→ Aim: Show every line in the entries below that contains the string "florida". Uppercase and lowercase letters count as different.

Dataset excerpt
(begin)

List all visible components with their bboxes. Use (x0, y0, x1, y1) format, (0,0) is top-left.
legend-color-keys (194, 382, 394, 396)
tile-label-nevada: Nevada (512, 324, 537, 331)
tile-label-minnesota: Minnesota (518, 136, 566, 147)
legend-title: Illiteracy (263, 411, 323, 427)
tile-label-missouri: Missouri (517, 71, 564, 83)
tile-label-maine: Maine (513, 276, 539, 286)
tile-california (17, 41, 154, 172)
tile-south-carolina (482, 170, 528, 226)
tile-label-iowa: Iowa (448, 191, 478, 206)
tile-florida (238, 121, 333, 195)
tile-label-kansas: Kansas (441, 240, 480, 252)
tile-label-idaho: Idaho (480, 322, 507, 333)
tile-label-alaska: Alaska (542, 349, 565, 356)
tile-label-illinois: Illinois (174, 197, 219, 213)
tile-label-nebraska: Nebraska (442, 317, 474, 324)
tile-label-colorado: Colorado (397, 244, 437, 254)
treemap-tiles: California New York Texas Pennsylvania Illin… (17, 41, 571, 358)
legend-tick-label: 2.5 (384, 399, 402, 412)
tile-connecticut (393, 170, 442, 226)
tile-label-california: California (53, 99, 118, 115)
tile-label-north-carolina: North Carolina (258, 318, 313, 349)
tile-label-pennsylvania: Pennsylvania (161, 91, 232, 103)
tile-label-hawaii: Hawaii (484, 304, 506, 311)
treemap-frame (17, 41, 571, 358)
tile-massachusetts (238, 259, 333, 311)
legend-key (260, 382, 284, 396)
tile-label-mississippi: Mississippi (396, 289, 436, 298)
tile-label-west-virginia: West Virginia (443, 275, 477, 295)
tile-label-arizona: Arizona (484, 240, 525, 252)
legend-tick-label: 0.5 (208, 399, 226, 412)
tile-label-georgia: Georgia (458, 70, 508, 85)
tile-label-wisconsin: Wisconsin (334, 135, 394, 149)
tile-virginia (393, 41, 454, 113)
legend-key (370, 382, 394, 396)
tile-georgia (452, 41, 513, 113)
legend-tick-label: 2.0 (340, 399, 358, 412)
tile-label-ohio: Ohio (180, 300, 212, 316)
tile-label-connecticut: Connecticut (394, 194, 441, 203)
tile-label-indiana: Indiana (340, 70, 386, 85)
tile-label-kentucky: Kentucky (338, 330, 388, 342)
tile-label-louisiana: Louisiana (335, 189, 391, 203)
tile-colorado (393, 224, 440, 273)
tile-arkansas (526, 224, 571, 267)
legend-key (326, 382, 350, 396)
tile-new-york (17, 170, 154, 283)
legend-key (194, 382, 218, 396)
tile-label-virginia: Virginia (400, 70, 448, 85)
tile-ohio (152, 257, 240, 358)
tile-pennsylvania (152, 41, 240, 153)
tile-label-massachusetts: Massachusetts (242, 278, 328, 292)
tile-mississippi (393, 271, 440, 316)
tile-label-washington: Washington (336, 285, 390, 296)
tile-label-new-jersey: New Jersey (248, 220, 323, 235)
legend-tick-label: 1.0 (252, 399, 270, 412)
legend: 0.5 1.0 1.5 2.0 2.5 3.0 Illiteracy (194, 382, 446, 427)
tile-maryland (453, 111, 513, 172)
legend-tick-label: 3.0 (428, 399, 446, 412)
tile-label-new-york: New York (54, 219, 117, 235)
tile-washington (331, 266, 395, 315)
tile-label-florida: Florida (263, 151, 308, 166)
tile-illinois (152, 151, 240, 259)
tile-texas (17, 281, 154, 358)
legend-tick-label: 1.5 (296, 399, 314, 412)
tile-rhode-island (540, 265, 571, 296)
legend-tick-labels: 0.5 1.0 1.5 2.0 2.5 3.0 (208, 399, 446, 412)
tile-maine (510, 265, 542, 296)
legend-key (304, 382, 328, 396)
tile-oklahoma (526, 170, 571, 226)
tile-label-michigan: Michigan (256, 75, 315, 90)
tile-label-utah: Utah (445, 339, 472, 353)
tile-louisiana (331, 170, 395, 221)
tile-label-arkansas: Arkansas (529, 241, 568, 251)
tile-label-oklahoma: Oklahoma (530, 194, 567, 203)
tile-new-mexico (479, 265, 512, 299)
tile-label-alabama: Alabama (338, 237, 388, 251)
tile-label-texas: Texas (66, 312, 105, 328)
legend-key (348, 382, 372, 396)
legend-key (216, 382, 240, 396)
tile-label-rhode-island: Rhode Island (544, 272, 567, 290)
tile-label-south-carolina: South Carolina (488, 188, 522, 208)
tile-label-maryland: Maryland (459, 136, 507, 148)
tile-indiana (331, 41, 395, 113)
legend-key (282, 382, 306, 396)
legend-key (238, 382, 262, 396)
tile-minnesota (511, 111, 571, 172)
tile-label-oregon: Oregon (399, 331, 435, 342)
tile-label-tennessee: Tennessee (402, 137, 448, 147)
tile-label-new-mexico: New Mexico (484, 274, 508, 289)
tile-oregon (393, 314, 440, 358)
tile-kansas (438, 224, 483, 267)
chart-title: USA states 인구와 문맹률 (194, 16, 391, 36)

(end)

→ Response for this exercise:
tile-florida (238, 121, 333, 195)
tile-label-florida: Florida (263, 151, 308, 166)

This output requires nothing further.